__Input records__:

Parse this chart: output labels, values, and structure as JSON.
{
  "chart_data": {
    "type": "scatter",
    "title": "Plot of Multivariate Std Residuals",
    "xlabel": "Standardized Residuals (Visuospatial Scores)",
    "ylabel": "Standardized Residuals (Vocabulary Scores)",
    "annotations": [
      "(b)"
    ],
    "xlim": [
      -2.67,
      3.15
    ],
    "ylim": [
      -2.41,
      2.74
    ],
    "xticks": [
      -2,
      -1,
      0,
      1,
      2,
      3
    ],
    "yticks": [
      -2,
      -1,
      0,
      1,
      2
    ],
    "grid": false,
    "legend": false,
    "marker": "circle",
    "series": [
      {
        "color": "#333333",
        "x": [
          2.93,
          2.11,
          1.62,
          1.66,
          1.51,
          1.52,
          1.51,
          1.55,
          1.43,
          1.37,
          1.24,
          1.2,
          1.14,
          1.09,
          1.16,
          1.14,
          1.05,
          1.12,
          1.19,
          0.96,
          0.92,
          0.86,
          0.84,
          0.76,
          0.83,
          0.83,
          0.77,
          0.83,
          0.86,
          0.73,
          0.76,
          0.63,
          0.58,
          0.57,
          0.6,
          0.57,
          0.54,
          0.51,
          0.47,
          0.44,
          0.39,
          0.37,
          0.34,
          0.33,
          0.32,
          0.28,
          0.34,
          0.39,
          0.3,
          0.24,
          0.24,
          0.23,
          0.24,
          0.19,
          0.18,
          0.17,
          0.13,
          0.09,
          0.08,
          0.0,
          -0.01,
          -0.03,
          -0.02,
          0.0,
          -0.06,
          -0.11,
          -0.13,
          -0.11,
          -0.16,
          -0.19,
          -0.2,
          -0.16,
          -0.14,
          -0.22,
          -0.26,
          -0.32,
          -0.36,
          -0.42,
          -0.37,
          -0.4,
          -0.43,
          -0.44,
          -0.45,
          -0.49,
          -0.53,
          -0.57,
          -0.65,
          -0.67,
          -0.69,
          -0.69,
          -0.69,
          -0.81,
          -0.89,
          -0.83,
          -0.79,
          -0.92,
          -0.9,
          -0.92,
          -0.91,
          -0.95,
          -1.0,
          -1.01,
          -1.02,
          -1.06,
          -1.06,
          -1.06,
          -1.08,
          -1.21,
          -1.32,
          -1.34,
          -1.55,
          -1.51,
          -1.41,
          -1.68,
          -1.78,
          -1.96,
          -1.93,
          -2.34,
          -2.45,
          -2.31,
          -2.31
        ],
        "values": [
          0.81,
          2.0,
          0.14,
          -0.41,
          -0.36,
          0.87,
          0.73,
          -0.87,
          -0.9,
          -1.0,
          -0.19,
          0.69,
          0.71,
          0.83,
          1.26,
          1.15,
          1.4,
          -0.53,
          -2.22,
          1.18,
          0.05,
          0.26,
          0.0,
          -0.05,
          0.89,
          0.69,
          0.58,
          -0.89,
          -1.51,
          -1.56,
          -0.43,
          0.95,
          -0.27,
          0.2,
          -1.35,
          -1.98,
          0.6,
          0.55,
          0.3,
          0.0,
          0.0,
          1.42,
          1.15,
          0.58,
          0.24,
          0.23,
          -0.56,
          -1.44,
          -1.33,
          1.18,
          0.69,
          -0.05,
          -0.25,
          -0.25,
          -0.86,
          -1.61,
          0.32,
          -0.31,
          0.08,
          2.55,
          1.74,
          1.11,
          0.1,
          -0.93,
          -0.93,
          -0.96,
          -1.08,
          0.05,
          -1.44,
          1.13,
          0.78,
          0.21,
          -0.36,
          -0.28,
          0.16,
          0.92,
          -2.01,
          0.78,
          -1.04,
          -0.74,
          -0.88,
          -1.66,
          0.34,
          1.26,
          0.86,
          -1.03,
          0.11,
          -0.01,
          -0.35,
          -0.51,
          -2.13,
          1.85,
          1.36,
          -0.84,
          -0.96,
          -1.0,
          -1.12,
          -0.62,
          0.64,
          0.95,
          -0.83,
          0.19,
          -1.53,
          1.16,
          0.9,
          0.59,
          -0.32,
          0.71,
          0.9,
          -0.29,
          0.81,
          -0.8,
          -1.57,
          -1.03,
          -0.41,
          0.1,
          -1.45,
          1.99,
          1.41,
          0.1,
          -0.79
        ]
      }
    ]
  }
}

__The exercise__: Pull out every line above that holds the word "values".

__Expected output__:
Parse this chart: output labels, values, and structure as JSON.
        "values": [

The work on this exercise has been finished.